_WHAT TO DO:_ Scan the lines and state how many carry "JSON". Leave out everything but the number.
BEGIN PROVIDED INFORMATION
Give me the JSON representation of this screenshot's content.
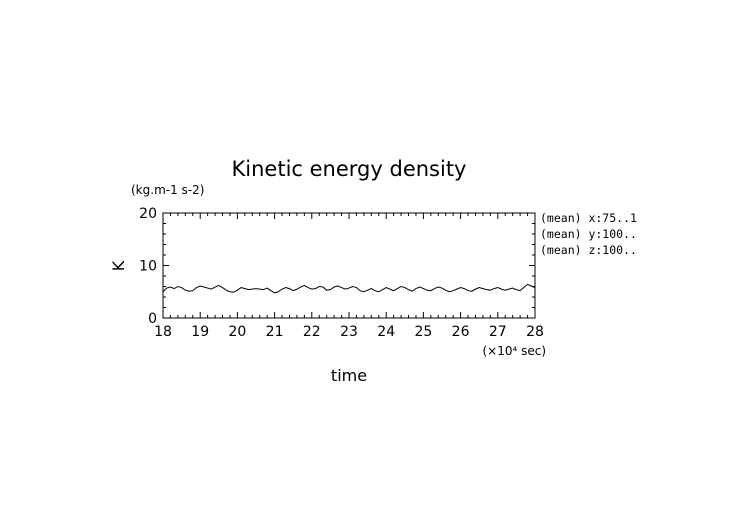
{
  "chart_data": {
    "type": "line",
    "title": "Kinetic energy density",
    "units_label": "(kg.m-1 s-2)",
    "ylabel": "K",
    "xlabel": "time",
    "x_scale_label": "(×10⁴ sec)",
    "xlim": [
      18,
      28
    ],
    "ylim": [
      0,
      20
    ],
    "x_ticks": [
      "18",
      "19",
      "20",
      "21",
      "22",
      "23",
      "24",
      "25",
      "26",
      "27",
      "28"
    ],
    "y_ticks": [
      "0",
      "10",
      "20"
    ],
    "annotations": [
      "(mean) x:75..1",
      "(mean) y:100..",
      "(mean) z:100.."
    ],
    "series": [
      {
        "x": [
          18.0,
          18.1,
          18.2,
          18.3,
          18.4,
          18.5,
          18.6,
          18.7,
          18.8,
          18.9,
          19.0,
          19.1,
          19.2,
          19.3,
          19.4,
          19.5,
          19.6,
          19.7,
          19.8,
          19.9,
          20.0,
          20.1,
          20.2,
          20.3,
          20.4,
          20.5,
          20.6,
          20.7,
          20.8,
          20.9,
          21.0,
          21.1,
          21.2,
          21.3,
          21.4,
          21.5,
          21.6,
          21.7,
          21.8,
          21.9,
          22.0,
          22.1,
          22.2,
          22.3,
          22.4,
          22.5,
          22.6,
          22.7,
          22.8,
          22.9,
          23.0,
          23.1,
          23.2,
          23.3,
          23.4,
          23.5,
          23.6,
          23.7,
          23.8,
          23.9,
          24.0,
          24.1,
          24.2,
          24.3,
          24.4,
          24.5,
          24.6,
          24.7,
          24.8,
          24.9,
          25.0,
          25.1,
          25.2,
          25.3,
          25.4,
          25.5,
          25.6,
          25.7,
          25.8,
          25.9,
          26.0,
          26.1,
          26.2,
          26.3,
          26.4,
          26.5,
          26.6,
          26.7,
          26.8,
          26.9,
          27.0,
          27.1,
          27.2,
          27.3,
          27.4,
          27.5,
          27.6,
          27.7,
          27.8,
          27.9,
          28.0
        ],
        "y": [
          5.0,
          5.7,
          5.9,
          5.6,
          6.0,
          5.8,
          5.3,
          5.1,
          5.2,
          5.8,
          6.1,
          5.9,
          5.7,
          5.5,
          5.9,
          6.2,
          5.8,
          5.3,
          5.0,
          4.9,
          5.3,
          5.8,
          5.6,
          5.4,
          5.5,
          5.6,
          5.5,
          5.4,
          5.7,
          5.2,
          4.8,
          5.0,
          5.5,
          5.8,
          5.6,
          5.2,
          5.5,
          5.9,
          6.2,
          5.8,
          5.5,
          5.6,
          6.0,
          5.9,
          5.3,
          5.4,
          5.9,
          6.1,
          5.8,
          5.5,
          5.7,
          6.0,
          5.8,
          5.2,
          5.0,
          5.3,
          5.6,
          5.2,
          5.0,
          5.4,
          5.8,
          5.5,
          5.2,
          5.6,
          6.0,
          5.8,
          5.4,
          5.1,
          5.6,
          5.9,
          5.6,
          5.3,
          5.2,
          5.6,
          5.9,
          5.7,
          5.3,
          5.0,
          5.2,
          5.5,
          5.8,
          5.6,
          5.2,
          5.1,
          5.5,
          5.8,
          5.6,
          5.4,
          5.3,
          5.6,
          5.8,
          5.5,
          5.3,
          5.5,
          5.7,
          5.4,
          5.2,
          5.8,
          6.4,
          6.1,
          5.8
        ]
      }
    ]
  }
}
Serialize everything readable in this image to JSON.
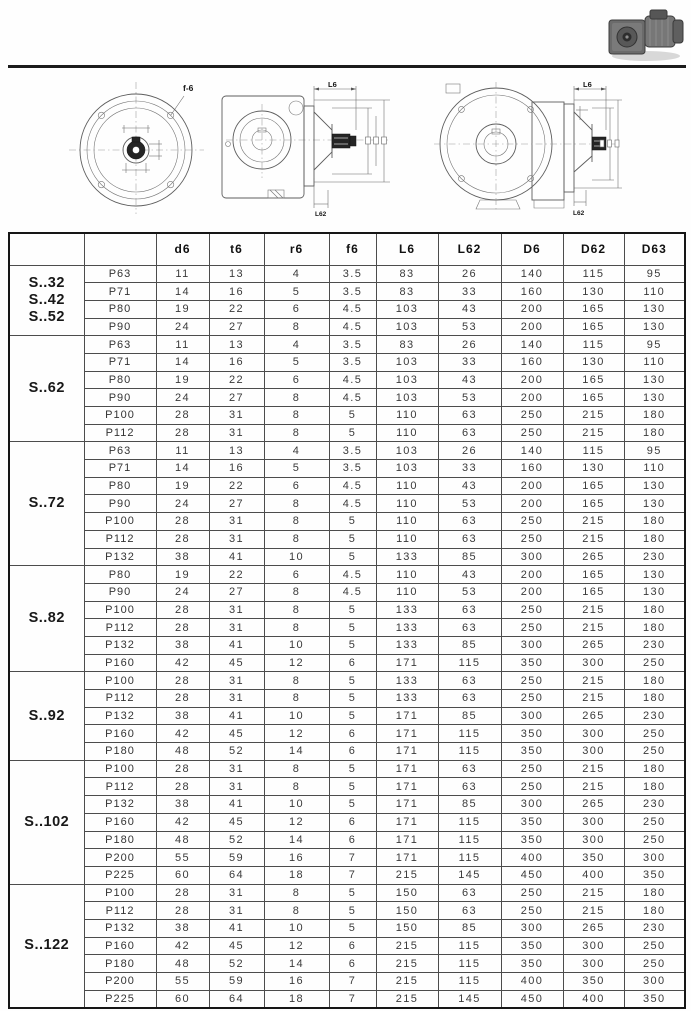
{
  "drawings": {
    "hole_label": "f-6",
    "length_label": "L6",
    "length2_label": "L62"
  },
  "table": {
    "columns": [
      "",
      "",
      "d6",
      "t6",
      "r6",
      "f6",
      "L6",
      "L62",
      "D6",
      "D62",
      "D63"
    ],
    "groups": [
      {
        "label_lines": [
          "S..32",
          "S..42",
          "S..52"
        ],
        "rows": [
          {
            "size": "P63",
            "values": [
              11,
              13,
              4,
              3.5,
              83,
              26,
              140,
              115,
              95
            ]
          },
          {
            "size": "P71",
            "values": [
              14,
              16,
              5,
              3.5,
              83,
              33,
              160,
              130,
              110
            ]
          },
          {
            "size": "P80",
            "values": [
              19,
              22,
              6,
              4.5,
              103,
              43,
              200,
              165,
              130
            ]
          },
          {
            "size": "P90",
            "values": [
              24,
              27,
              8,
              4.5,
              103,
              53,
              200,
              165,
              130
            ]
          }
        ]
      },
      {
        "label_lines": [
          "S..62"
        ],
        "rows": [
          {
            "size": "P63",
            "values": [
              11,
              13,
              4,
              3.5,
              83,
              26,
              140,
              115,
              95
            ]
          },
          {
            "size": "P71",
            "values": [
              14,
              16,
              5,
              3.5,
              103,
              33,
              160,
              130,
              110
            ]
          },
          {
            "size": "P80",
            "values": [
              19,
              22,
              6,
              4.5,
              103,
              43,
              200,
              165,
              130
            ]
          },
          {
            "size": "P90",
            "values": [
              24,
              27,
              8,
              4.5,
              103,
              53,
              200,
              165,
              130
            ]
          },
          {
            "size": "P100",
            "values": [
              28,
              31,
              8,
              5,
              110,
              63,
              250,
              215,
              180
            ]
          },
          {
            "size": "P112",
            "values": [
              28,
              31,
              8,
              5,
              110,
              63,
              250,
              215,
              180
            ]
          }
        ]
      },
      {
        "label_lines": [
          "S..72"
        ],
        "rows": [
          {
            "size": "P63",
            "values": [
              11,
              13,
              4,
              3.5,
              103,
              26,
              140,
              115,
              95
            ]
          },
          {
            "size": "P71",
            "values": [
              14,
              16,
              5,
              3.5,
              103,
              33,
              160,
              130,
              110
            ]
          },
          {
            "size": "P80",
            "values": [
              19,
              22,
              6,
              4.5,
              110,
              43,
              200,
              165,
              130
            ]
          },
          {
            "size": "P90",
            "values": [
              24,
              27,
              8,
              4.5,
              110,
              53,
              200,
              165,
              130
            ]
          },
          {
            "size": "P100",
            "values": [
              28,
              31,
              8,
              5,
              110,
              63,
              250,
              215,
              180
            ]
          },
          {
            "size": "P112",
            "values": [
              28,
              31,
              8,
              5,
              110,
              63,
              250,
              215,
              180
            ]
          },
          {
            "size": "P132",
            "values": [
              38,
              41,
              10,
              5,
              133,
              85,
              300,
              265,
              230
            ]
          }
        ]
      },
      {
        "label_lines": [
          "S..82"
        ],
        "rows": [
          {
            "size": "P80",
            "values": [
              19,
              22,
              6,
              4.5,
              110,
              43,
              200,
              165,
              130
            ]
          },
          {
            "size": "P90",
            "values": [
              24,
              27,
              8,
              4.5,
              110,
              53,
              200,
              165,
              130
            ]
          },
          {
            "size": "P100",
            "values": [
              28,
              31,
              8,
              5,
              133,
              63,
              250,
              215,
              180
            ]
          },
          {
            "size": "P112",
            "values": [
              28,
              31,
              8,
              5,
              133,
              63,
              250,
              215,
              180
            ]
          },
          {
            "size": "P132",
            "values": [
              38,
              41,
              10,
              5,
              133,
              85,
              300,
              265,
              230
            ]
          },
          {
            "size": "P160",
            "values": [
              42,
              45,
              12,
              6,
              171,
              115,
              350,
              300,
              250
            ]
          }
        ]
      },
      {
        "label_lines": [
          "S..92"
        ],
        "rows": [
          {
            "size": "P100",
            "values": [
              28,
              31,
              8,
              5,
              133,
              63,
              250,
              215,
              180
            ]
          },
          {
            "size": "P112",
            "values": [
              28,
              31,
              8,
              5,
              133,
              63,
              250,
              215,
              180
            ]
          },
          {
            "size": "P132",
            "values": [
              38,
              41,
              10,
              5,
              171,
              85,
              300,
              265,
              230
            ]
          },
          {
            "size": "P160",
            "values": [
              42,
              45,
              12,
              6,
              171,
              115,
              350,
              300,
              250
            ]
          },
          {
            "size": "P180",
            "values": [
              48,
              52,
              14,
              6,
              171,
              115,
              350,
              300,
              250
            ]
          }
        ]
      },
      {
        "label_lines": [
          "S..102"
        ],
        "rows": [
          {
            "size": "P100",
            "values": [
              28,
              31,
              8,
              5,
              171,
              63,
              250,
              215,
              180
            ]
          },
          {
            "size": "P112",
            "values": [
              28,
              31,
              8,
              5,
              171,
              63,
              250,
              215,
              180
            ]
          },
          {
            "size": "P132",
            "values": [
              38,
              41,
              10,
              5,
              171,
              85,
              300,
              265,
              230
            ]
          },
          {
            "size": "P160",
            "values": [
              42,
              45,
              12,
              6,
              171,
              115,
              350,
              300,
              250
            ]
          },
          {
            "size": "P180",
            "values": [
              48,
              52,
              14,
              6,
              171,
              115,
              350,
              300,
              250
            ]
          },
          {
            "size": "P200",
            "values": [
              55,
              59,
              16,
              7,
              171,
              115,
              400,
              350,
              300
            ]
          },
          {
            "size": "P225",
            "values": [
              60,
              64,
              18,
              7,
              215,
              145,
              450,
              400,
              350
            ]
          }
        ]
      },
      {
        "label_lines": [
          "S..122"
        ],
        "rows": [
          {
            "size": "P100",
            "values": [
              28,
              31,
              8,
              5,
              150,
              63,
              250,
              215,
              180
            ]
          },
          {
            "size": "P112",
            "values": [
              28,
              31,
              8,
              5,
              150,
              63,
              250,
              215,
              180
            ]
          },
          {
            "size": "P132",
            "values": [
              38,
              41,
              10,
              5,
              150,
              85,
              300,
              265,
              230
            ]
          },
          {
            "size": "P160",
            "values": [
              42,
              45,
              12,
              6,
              215,
              115,
              350,
              300,
              250
            ]
          },
          {
            "size": "P180",
            "values": [
              48,
              52,
              14,
              6,
              215,
              115,
              350,
              300,
              250
            ]
          },
          {
            "size": "P200",
            "values": [
              55,
              59,
              16,
              7,
              215,
              115,
              400,
              350,
              300
            ]
          },
          {
            "size": "P225",
            "values": [
              60,
              64,
              18,
              7,
              215,
              145,
              450,
              400,
              350
            ]
          }
        ]
      }
    ]
  }
}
END PROVIDED INFORMATION
_WORKED SOLUTION:_ 2